*Instructions for the task*
Which lines in the records below contain the string "data", with case counting? Filter them out and copy each one.

Annotated region listings
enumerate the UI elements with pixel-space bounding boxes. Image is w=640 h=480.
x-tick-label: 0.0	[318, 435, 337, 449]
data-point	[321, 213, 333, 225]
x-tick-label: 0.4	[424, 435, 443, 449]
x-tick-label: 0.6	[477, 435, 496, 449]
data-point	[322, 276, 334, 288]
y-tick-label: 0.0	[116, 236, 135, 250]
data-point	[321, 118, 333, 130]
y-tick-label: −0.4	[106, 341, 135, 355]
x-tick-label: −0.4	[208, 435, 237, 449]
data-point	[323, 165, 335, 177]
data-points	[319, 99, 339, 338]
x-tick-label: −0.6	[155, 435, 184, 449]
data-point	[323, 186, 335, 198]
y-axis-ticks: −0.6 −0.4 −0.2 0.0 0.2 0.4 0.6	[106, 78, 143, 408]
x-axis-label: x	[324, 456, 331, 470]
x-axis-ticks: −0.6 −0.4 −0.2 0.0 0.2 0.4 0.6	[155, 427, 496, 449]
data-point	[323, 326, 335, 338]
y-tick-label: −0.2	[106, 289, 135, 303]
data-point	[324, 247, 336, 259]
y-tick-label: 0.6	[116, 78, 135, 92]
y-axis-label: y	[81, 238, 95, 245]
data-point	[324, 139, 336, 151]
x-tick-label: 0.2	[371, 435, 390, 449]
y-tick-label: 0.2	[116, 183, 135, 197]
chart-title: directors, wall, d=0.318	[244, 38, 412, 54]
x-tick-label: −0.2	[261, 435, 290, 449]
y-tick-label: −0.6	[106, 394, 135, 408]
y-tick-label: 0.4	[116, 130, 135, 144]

*Reply to the exercise*
data-point	[321, 213, 333, 225]
data-point	[322, 276, 334, 288]
data-point	[321, 118, 333, 130]
data-point	[323, 165, 335, 177]
data-points	[319, 99, 339, 338]
data-point	[323, 186, 335, 198]
data-point	[323, 326, 335, 338]
data-point	[324, 247, 336, 259]
data-point	[324, 139, 336, 151]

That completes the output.